:: Extracted information ::
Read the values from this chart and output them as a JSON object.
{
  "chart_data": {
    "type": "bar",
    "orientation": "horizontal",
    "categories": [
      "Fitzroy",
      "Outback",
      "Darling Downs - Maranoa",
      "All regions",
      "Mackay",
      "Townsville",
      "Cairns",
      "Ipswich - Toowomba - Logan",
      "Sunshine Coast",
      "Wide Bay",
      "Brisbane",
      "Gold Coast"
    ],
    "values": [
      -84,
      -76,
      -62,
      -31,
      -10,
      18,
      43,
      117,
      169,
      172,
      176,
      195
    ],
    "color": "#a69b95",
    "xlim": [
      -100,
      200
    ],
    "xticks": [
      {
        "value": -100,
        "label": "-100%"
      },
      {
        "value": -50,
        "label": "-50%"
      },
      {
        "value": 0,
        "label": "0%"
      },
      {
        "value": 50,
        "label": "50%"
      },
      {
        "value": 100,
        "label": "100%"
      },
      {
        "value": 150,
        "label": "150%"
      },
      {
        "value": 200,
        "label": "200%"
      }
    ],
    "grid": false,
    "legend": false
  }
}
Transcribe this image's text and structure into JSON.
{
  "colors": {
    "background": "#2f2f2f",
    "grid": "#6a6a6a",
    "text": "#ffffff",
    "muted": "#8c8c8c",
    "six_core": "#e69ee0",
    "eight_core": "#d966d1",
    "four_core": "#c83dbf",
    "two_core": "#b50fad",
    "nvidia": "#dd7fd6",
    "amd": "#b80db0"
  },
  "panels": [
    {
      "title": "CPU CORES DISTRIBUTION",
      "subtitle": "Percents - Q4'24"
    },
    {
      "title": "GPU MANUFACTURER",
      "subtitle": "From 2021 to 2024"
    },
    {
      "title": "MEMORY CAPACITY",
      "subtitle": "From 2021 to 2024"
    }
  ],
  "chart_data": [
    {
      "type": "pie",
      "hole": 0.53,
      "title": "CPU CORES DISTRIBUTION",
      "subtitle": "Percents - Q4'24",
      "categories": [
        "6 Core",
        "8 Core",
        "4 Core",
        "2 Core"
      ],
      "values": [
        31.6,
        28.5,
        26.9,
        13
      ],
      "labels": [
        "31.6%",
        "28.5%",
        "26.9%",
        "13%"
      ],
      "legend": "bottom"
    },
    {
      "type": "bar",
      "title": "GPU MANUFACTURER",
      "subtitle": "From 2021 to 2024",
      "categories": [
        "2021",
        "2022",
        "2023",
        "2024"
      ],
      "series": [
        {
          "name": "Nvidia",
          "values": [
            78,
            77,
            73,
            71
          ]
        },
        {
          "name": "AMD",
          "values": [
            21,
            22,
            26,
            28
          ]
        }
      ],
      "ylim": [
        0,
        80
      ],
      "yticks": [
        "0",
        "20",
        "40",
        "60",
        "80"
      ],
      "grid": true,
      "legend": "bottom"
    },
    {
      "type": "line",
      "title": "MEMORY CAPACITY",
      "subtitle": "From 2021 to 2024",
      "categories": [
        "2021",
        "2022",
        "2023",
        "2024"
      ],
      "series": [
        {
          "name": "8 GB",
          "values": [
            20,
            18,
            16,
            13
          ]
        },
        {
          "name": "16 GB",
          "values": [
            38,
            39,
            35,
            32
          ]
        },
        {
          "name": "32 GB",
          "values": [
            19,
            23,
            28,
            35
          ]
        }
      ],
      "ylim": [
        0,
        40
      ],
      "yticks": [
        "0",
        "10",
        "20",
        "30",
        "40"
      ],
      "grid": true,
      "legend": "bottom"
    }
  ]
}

:: Stated problem ::
From the listing above, extract all records word for word.

:: Answer to the exercise ::
Read the values from this chart and output them as a JSON object.
{
  "chart_data": {
    "type": "bar",
    "orientation": "horizontal",
    "categories": [
      "Fitzroy",
      "Outback",
      "Darling Downs - Maranoa",
      "All regions",
      "Mackay",
      "Townsville",
      "Cairns",
      "Ipswich - Toowomba - Logan",
      "Sunshine Coast",
      "Wide Bay",
      "Brisbane",
      "Gold Coast"
    ],
    "values": [
      -84,
      -76,
      -62,
      -31,
      -10,
      18,
      43,
      117,
      169,
      172,
      176,
      195
    ],
    "color": "#a69b95",
    "xlim": [
      -100,
      200
    ],
    "xticks": [
      {
        "value": -100,
        "label": "-100%"
      },
      {
        "value": -50,
        "label": "-50%"
      },
      {
        "value": 0,
        "label": "0%"
      },
      {
        "value": 50,
        "label": "50%"
      },
      {
        "value": 100,
        "label": "100%"
      },
      {
        "value": 150,
        "label": "150%"
      },
      {
        "value": 200,
        "label": "200%"
      }
    ],
    "grid": false,
    "legend": false
  }
}
Transcribe this image's text and structure into JSON.
{
  "colors": {
    "background": "#2f2f2f",
    "grid": "#6a6a6a",
    "text": "#ffffff",
    "muted": "#8c8c8c",
    "six_core": "#e69ee0",
    "eight_core": "#d966d1",
    "four_core": "#c83dbf",
    "two_core": "#b50fad",
    "nvidia": "#dd7fd6",
    "amd": "#b80db0"
  },
  "panels": [
    {
      "title": "CPU CORES DISTRIBUTION",
      "subtitle": "Percents - Q4'24"
    },
    {
      "title": "GPU MANUFACTURER",
      "subtitle": "From 2021 to 2024"
    },
    {
      "title": "MEMORY CAPACITY",
      "subtitle": "From 2021 to 2024"
    }
  ],
  "chart_data": [
    {
      "type": "pie",
      "hole": 0.53,
      "title": "CPU CORES DISTRIBUTION",
      "subtitle": "Percents - Q4'24",
      "categories": [
        "6 Core",
        "8 Core",
        "4 Core",
        "2 Core"
      ],
      "values": [
        31.6,
        28.5,
        26.9,
        13
      ],
      "labels": [
        "31.6%",
        "28.5%",
        "26.9%",
        "13%"
      ],
      "legend": "bottom"
    },
    {
      "type": "bar",
      "title": "GPU MANUFACTURER",
      "subtitle": "From 2021 to 2024",
      "categories": [
        "2021",
        "2022",
        "2023",
        "2024"
      ],
      "series": [
        {
          "name": "Nvidia",
          "values": [
            78,
            77,
            73,
            71
          ]
        },
        {
          "name": "AMD",
          "values": [
            21,
            22,
            26,
            28
          ]
        }
      ],
      "ylim": [
        0,
        80
      ],
      "yticks": [
        "0",
        "20",
        "40",
        "60",
        "80"
      ],
      "grid": true,
      "legend": "bottom"
    },
    {
      "type": "line",
      "title": "MEMORY CAPACITY",
      "subtitle": "From 2021 to 2024",
      "categories": [
        "2021",
        "2022",
        "2023",
        "2024"
      ],
      "series": [
        {
          "name": "8 GB",
          "values": [
            20,
            18,
            16,
            13
          ]
        },
        {
          "name": "16 GB",
          "values": [
            38,
            39,
            35,
            32
          ]
        },
        {
          "name": "32 GB",
          "values": [
            19,
            23,
            28,
            35
          ]
        }
      ],
      "ylim": [
        0,
        40
      ],
      "yticks": [
        "0",
        "10",
        "20",
        "30",
        "40"
      ],
      "grid": true,
      "legend": "bottom"
    }
  ]
}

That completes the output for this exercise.